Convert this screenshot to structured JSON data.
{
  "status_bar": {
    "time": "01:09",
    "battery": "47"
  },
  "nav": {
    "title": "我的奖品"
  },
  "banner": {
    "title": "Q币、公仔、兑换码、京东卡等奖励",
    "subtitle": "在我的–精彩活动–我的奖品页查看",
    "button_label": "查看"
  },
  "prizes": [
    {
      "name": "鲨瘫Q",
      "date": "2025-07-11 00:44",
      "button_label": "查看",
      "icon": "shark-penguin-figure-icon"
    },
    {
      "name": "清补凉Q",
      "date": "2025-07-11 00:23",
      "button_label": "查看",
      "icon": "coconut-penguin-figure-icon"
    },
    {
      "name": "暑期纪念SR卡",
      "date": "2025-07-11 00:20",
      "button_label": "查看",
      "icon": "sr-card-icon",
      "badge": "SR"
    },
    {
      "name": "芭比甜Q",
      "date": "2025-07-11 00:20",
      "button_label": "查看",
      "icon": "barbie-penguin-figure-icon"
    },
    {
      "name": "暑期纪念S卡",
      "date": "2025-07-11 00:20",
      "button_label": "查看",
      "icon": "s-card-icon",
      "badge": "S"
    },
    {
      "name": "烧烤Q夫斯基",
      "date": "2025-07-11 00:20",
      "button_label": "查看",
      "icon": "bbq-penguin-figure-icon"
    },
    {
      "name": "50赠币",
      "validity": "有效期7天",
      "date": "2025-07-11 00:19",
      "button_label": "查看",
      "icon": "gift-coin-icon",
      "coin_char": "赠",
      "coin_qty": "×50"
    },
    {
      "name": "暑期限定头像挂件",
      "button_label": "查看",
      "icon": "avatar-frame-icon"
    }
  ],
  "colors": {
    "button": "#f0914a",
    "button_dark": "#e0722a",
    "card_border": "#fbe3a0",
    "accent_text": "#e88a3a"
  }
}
=======
• **SET EXERCISE**: Return the lines above exactly, keeping every word.

• **RESULT OF THE TASK**:
Convert this screenshot to structured JSON data.
{
  "status_bar": {
    "time": "01:09",
    "battery": "47"
  },
  "nav": {
    "title": "我的奖品"
  },
  "banner": {
    "title": "Q币、公仔、兑换码、京东卡等奖励",
    "subtitle": "在我的–精彩活动–我的奖品页查看",
    "button_label": "查看"
  },
  "prizes": [
    {
      "name": "鲨瘫Q",
      "date": "2025-07-11 00:44",
      "button_label": "查看",
      "icon": "shark-penguin-figure-icon"
    },
    {
      "name": "清补凉Q",
      "date": "2025-07-11 00:23",
      "button_label": "查看",
      "icon": "coconut-penguin-figure-icon"
    },
    {
      "name": "暑期纪念SR卡",
      "date": "2025-07-11 00:20",
      "button_label": "查看",
      "icon": "sr-card-icon",
      "badge": "SR"
    },
    {
      "name": "芭比甜Q",
      "date": "2025-07-11 00:20",
      "button_label": "查看",
      "icon": "barbie-penguin-figure-icon"
    },
    {
      "name": "暑期纪念S卡",
      "date": "2025-07-11 00:20",
      "button_label": "查看",
      "icon": "s-card-icon",
      "badge": "S"
    },
    {
      "name": "烧烤Q夫斯基",
      "date": "2025-07-11 00:20",
      "button_label": "查看",
      "icon": "bbq-penguin-figure-icon"
    },
    {
      "name": "50赠币",
      "validity": "有效期7天",
      "date": "2025-07-11 00:19",
      "button_label": "查看",
      "icon": "gift-coin-icon",
      "coin_char": "赠",
      "coin_qty": "×50"
    },
    {
      "name": "暑期限定头像挂件",
      "button_label": "查看",
      "icon": "avatar-frame-icon"
    }
  ],
  "colors": {
    "button": "#f0914a",
    "button_dark": "#e0722a",
    "card_border": "#fbe3a0",
    "accent_text": "#e88a3a"
  }
}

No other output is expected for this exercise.